**Dataset extract**
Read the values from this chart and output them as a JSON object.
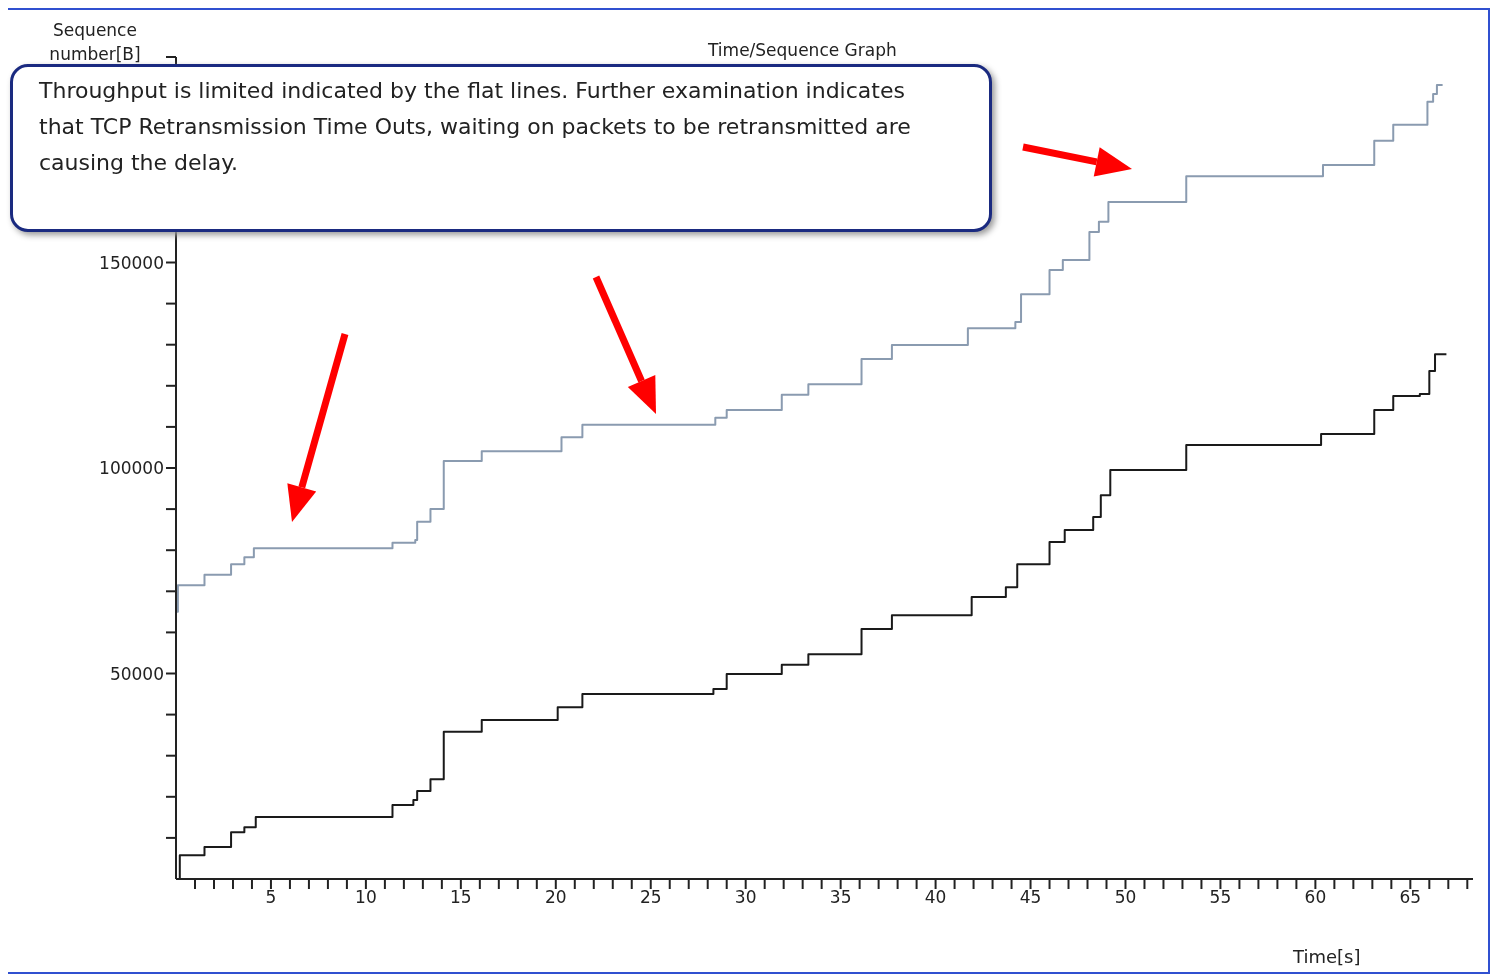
{
  "chart_data": {
    "type": "step",
    "title": "Time/Sequence Graph",
    "xlabel": "Time[s]",
    "ylabel": "Sequence number[B]",
    "annotations": [
      "Throughput is limited indicated by the flat lines. Further examination indicates that TCP Retransmission Time Outs, waiting on packets to be retransmitted are causing the delay."
    ],
    "xlim": [
      0,
      68.3
    ],
    "ylim": [
      0,
      200000
    ],
    "xticks": [
      {
        "value": 1,
        "label": null
      },
      {
        "value": 2,
        "label": null
      },
      {
        "value": 3,
        "label": null
      },
      {
        "value": 4,
        "label": null
      },
      5,
      {
        "value": 6,
        "label": null
      },
      {
        "value": 7,
        "label": null
      },
      {
        "value": 8,
        "label": null
      },
      {
        "value": 9,
        "label": null
      },
      10,
      {
        "value": 11,
        "label": null
      },
      {
        "value": 12,
        "label": null
      },
      {
        "value": 13,
        "label": null
      },
      {
        "value": 14,
        "label": null
      },
      15,
      {
        "value": 16,
        "label": null
      },
      {
        "value": 17,
        "label": null
      },
      {
        "value": 18,
        "label": null
      },
      {
        "value": 19,
        "label": null
      },
      20,
      {
        "value": 21,
        "label": null
      },
      {
        "value": 22,
        "label": null
      },
      {
        "value": 23,
        "label": null
      },
      {
        "value": 24,
        "label": null
      },
      25,
      {
        "value": 26,
        "label": null
      },
      {
        "value": 27,
        "label": null
      },
      {
        "value": 28,
        "label": null
      },
      {
        "value": 29,
        "label": null
      },
      30,
      {
        "value": 31,
        "label": null
      },
      {
        "value": 32,
        "label": null
      },
      {
        "value": 33,
        "label": null
      },
      {
        "value": 34,
        "label": null
      },
      35,
      {
        "value": 36,
        "label": null
      },
      {
        "value": 37,
        "label": null
      },
      {
        "value": 38,
        "label": null
      },
      {
        "value": 39,
        "label": null
      },
      40,
      {
        "value": 41,
        "label": null
      },
      {
        "value": 42,
        "label": null
      },
      {
        "value": 43,
        "label": null
      },
      {
        "value": 44,
        "label": null
      },
      45,
      {
        "value": 46,
        "label": null
      },
      {
        "value": 47,
        "label": null
      },
      {
        "value": 48,
        "label": null
      },
      {
        "value": 49,
        "label": null
      },
      50,
      {
        "value": 51,
        "label": null
      },
      {
        "value": 52,
        "label": null
      },
      {
        "value": 53,
        "label": null
      },
      {
        "value": 54,
        "label": null
      },
      55,
      {
        "value": 56,
        "label": null
      },
      {
        "value": 57,
        "label": null
      },
      {
        "value": 58,
        "label": null
      },
      {
        "value": 59,
        "label": null
      },
      60,
      {
        "value": 61,
        "label": null
      },
      {
        "value": 62,
        "label": null
      },
      {
        "value": 63,
        "label": null
      },
      {
        "value": 64,
        "label": null
      },
      65,
      {
        "value": 66,
        "label": null
      },
      {
        "value": 67,
        "label": null
      },
      {
        "value": 68,
        "label": null
      }
    ],
    "yticks": [
      {
        "value": 10000,
        "label": null
      },
      {
        "value": 20000,
        "label": null
      },
      {
        "value": 30000,
        "label": null
      },
      {
        "value": 40000,
        "label": null
      },
      50000,
      {
        "value": 60000,
        "label": null
      },
      {
        "value": 70000,
        "label": null
      },
      {
        "value": 80000,
        "label": null
      },
      {
        "value": 90000,
        "label": null
      },
      100000,
      {
        "value": 110000,
        "label": null
      },
      {
        "value": 120000,
        "label": null
      },
      {
        "value": 130000,
        "label": null
      },
      {
        "value": 140000,
        "label": null
      },
      150000,
      {
        "value": 160000,
        "label": null
      },
      {
        "value": 170000,
        "label": null
      },
      {
        "value": 180000,
        "label": null
      },
      {
        "value": 190000,
        "label": null
      },
      {
        "value": 200000,
        "label": null
      }
    ],
    "series": [
      {
        "color": "#8a9bb0",
        "x": [
          0,
          0.1,
          1.5,
          2.9,
          3.6,
          4.1,
          11.4,
          12.6,
          12.7,
          13.4,
          14.1,
          16.1,
          20.3,
          21.4,
          28.4,
          29.0,
          31.9,
          33.3,
          36.1,
          37.7,
          41.7,
          44.2,
          44.5,
          46.0,
          46.7,
          48.1,
          48.6,
          49.1,
          53.2,
          60.4,
          63.1,
          64.1,
          65.9,
          66.2,
          66.4,
          66.7
        ],
        "values": [
          65000,
          71500,
          74000,
          76600,
          78300,
          80500,
          81800,
          82500,
          86900,
          90000,
          101700,
          104100,
          107500,
          110500,
          112200,
          114100,
          117800,
          120400,
          126500,
          129900,
          134000,
          135500,
          142300,
          148200,
          150600,
          157400,
          159900,
          164700,
          171000,
          173700,
          179600,
          183500,
          189100,
          191000,
          193200,
          193200
        ]
      },
      {
        "color": "#1a1a1a",
        "x": [
          0,
          0.2,
          1.5,
          2.9,
          3.6,
          4.2,
          11.4,
          12.5,
          12.7,
          13.4,
          14.1,
          16.1,
          20.1,
          21.4,
          28.3,
          29.0,
          31.9,
          33.3,
          36.1,
          37.7,
          41.9,
          43.7,
          44.3,
          46.0,
          46.8,
          48.3,
          48.7,
          49.2,
          53.2,
          60.3,
          63.1,
          64.1,
          65.5,
          66.0,
          66.3,
          66.9
        ],
        "values": [
          0,
          5800,
          7800,
          11400,
          12600,
          15100,
          18000,
          19200,
          21400,
          24300,
          35800,
          38700,
          41800,
          45000,
          46200,
          49900,
          52100,
          54700,
          60800,
          64200,
          68600,
          71000,
          76600,
          82000,
          84900,
          88100,
          93400,
          99500,
          105600,
          108300,
          114100,
          117500,
          118000,
          123600,
          127700,
          127700
        ]
      }
    ]
  }
}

**Directive**
In your copy, repeat each record exactly and include no pictures.

**Task solution**
Read the values from this chart and output them as a JSON object.
{
  "chart_data": {
    "type": "step",
    "title": "Time/Sequence Graph",
    "xlabel": "Time[s]",
    "ylabel": "Sequence number[B]",
    "annotations": [
      "Throughput is limited indicated by the flat lines. Further examination indicates that TCP Retransmission Time Outs, waiting on packets to be retransmitted are causing the delay."
    ],
    "xlim": [
      0,
      68.3
    ],
    "ylim": [
      0,
      200000
    ],
    "xticks": [
      {
        "value": 1,
        "label": null
      },
      {
        "value": 2,
        "label": null
      },
      {
        "value": 3,
        "label": null
      },
      {
        "value": 4,
        "label": null
      },
      5,
      {
        "value": 6,
        "label": null
      },
      {
        "value": 7,
        "label": null
      },
      {
        "value": 8,
        "label": null
      },
      {
        "value": 9,
        "label": null
      },
      10,
      {
        "value": 11,
        "label": null
      },
      {
        "value": 12,
        "label": null
      },
      {
        "value": 13,
        "label": null
      },
      {
        "value": 14,
        "label": null
      },
      15,
      {
        "value": 16,
        "label": null
      },
      {
        "value": 17,
        "label": null
      },
      {
        "value": 18,
        "label": null
      },
      {
        "value": 19,
        "label": null
      },
      20,
      {
        "value": 21,
        "label": null
      },
      {
        "value": 22,
        "label": null
      },
      {
        "value": 23,
        "label": null
      },
      {
        "value": 24,
        "label": null
      },
      25,
      {
        "value": 26,
        "label": null
      },
      {
        "value": 27,
        "label": null
      },
      {
        "value": 28,
        "label": null
      },
      {
        "value": 29,
        "label": null
      },
      30,
      {
        "value": 31,
        "label": null
      },
      {
        "value": 32,
        "label": null
      },
      {
        "value": 33,
        "label": null
      },
      {
        "value": 34,
        "label": null
      },
      35,
      {
        "value": 36,
        "label": null
      },
      {
        "value": 37,
        "label": null
      },
      {
        "value": 38,
        "label": null
      },
      {
        "value": 39,
        "label": null
      },
      40,
      {
        "value": 41,
        "label": null
      },
      {
        "value": 42,
        "label": null
      },
      {
        "value": 43,
        "label": null
      },
      {
        "value": 44,
        "label": null
      },
      45,
      {
        "value": 46,
        "label": null
      },
      {
        "value": 47,
        "label": null
      },
      {
        "value": 48,
        "label": null
      },
      {
        "value": 49,
        "label": null
      },
      50,
      {
        "value": 51,
        "label": null
      },
      {
        "value": 52,
        "label": null
      },
      {
        "value": 53,
        "label": null
      },
      {
        "value": 54,
        "label": null
      },
      55,
      {
        "value": 56,
        "label": null
      },
      {
        "value": 57,
        "label": null
      },
      {
        "value": 58,
        "label": null
      },
      {
        "value": 59,
        "label": null
      },
      60,
      {
        "value": 61,
        "label": null
      },
      {
        "value": 62,
        "label": null
      },
      {
        "value": 63,
        "label": null
      },
      {
        "value": 64,
        "label": null
      },
      65,
      {
        "value": 66,
        "label": null
      },
      {
        "value": 67,
        "label": null
      },
      {
        "value": 68,
        "label": null
      }
    ],
    "yticks": [
      {
        "value": 10000,
        "label": null
      },
      {
        "value": 20000,
        "label": null
      },
      {
        "value": 30000,
        "label": null
      },
      {
        "value": 40000,
        "label": null
      },
      50000,
      {
        "value": 60000,
        "label": null
      },
      {
        "value": 70000,
        "label": null
      },
      {
        "value": 80000,
        "label": null
      },
      {
        "value": 90000,
        "label": null
      },
      100000,
      {
        "value": 110000,
        "label": null
      },
      {
        "value": 120000,
        "label": null
      },
      {
        "value": 130000,
        "label": null
      },
      {
        "value": 140000,
        "label": null
      },
      150000,
      {
        "value": 160000,
        "label": null
      },
      {
        "value": 170000,
        "label": null
      },
      {
        "value": 180000,
        "label": null
      },
      {
        "value": 190000,
        "label": null
      },
      {
        "value": 200000,
        "label": null
      }
    ],
    "series": [
      {
        "color": "#8a9bb0",
        "x": [
          0,
          0.1,
          1.5,
          2.9,
          3.6,
          4.1,
          11.4,
          12.6,
          12.7,
          13.4,
          14.1,
          16.1,
          20.3,
          21.4,
          28.4,
          29.0,
          31.9,
          33.3,
          36.1,
          37.7,
          41.7,
          44.2,
          44.5,
          46.0,
          46.7,
          48.1,
          48.6,
          49.1,
          53.2,
          60.4,
          63.1,
          64.1,
          65.9,
          66.2,
          66.4,
          66.7
        ],
        "values": [
          65000,
          71500,
          74000,
          76600,
          78300,
          80500,
          81800,
          82500,
          86900,
          90000,
          101700,
          104100,
          107500,
          110500,
          112200,
          114100,
          117800,
          120400,
          126500,
          129900,
          134000,
          135500,
          142300,
          148200,
          150600,
          157400,
          159900,
          164700,
          171000,
          173700,
          179600,
          183500,
          189100,
          191000,
          193200,
          193200
        ]
      },
      {
        "color": "#1a1a1a",
        "x": [
          0,
          0.2,
          1.5,
          2.9,
          3.6,
          4.2,
          11.4,
          12.5,
          12.7,
          13.4,
          14.1,
          16.1,
          20.1,
          21.4,
          28.3,
          29.0,
          31.9,
          33.3,
          36.1,
          37.7,
          41.9,
          43.7,
          44.3,
          46.0,
          46.8,
          48.3,
          48.7,
          49.2,
          53.2,
          60.3,
          63.1,
          64.1,
          65.5,
          66.0,
          66.3,
          66.9
        ],
        "values": [
          0,
          5800,
          7800,
          11400,
          12600,
          15100,
          18000,
          19200,
          21400,
          24300,
          35800,
          38700,
          41800,
          45000,
          46200,
          49900,
          52100,
          54700,
          60800,
          64200,
          68600,
          71000,
          76600,
          82000,
          84900,
          88100,
          93400,
          99500,
          105600,
          108300,
          114100,
          117500,
          118000,
          123600,
          127700,
          127700
        ]
      }
    ]
  }
}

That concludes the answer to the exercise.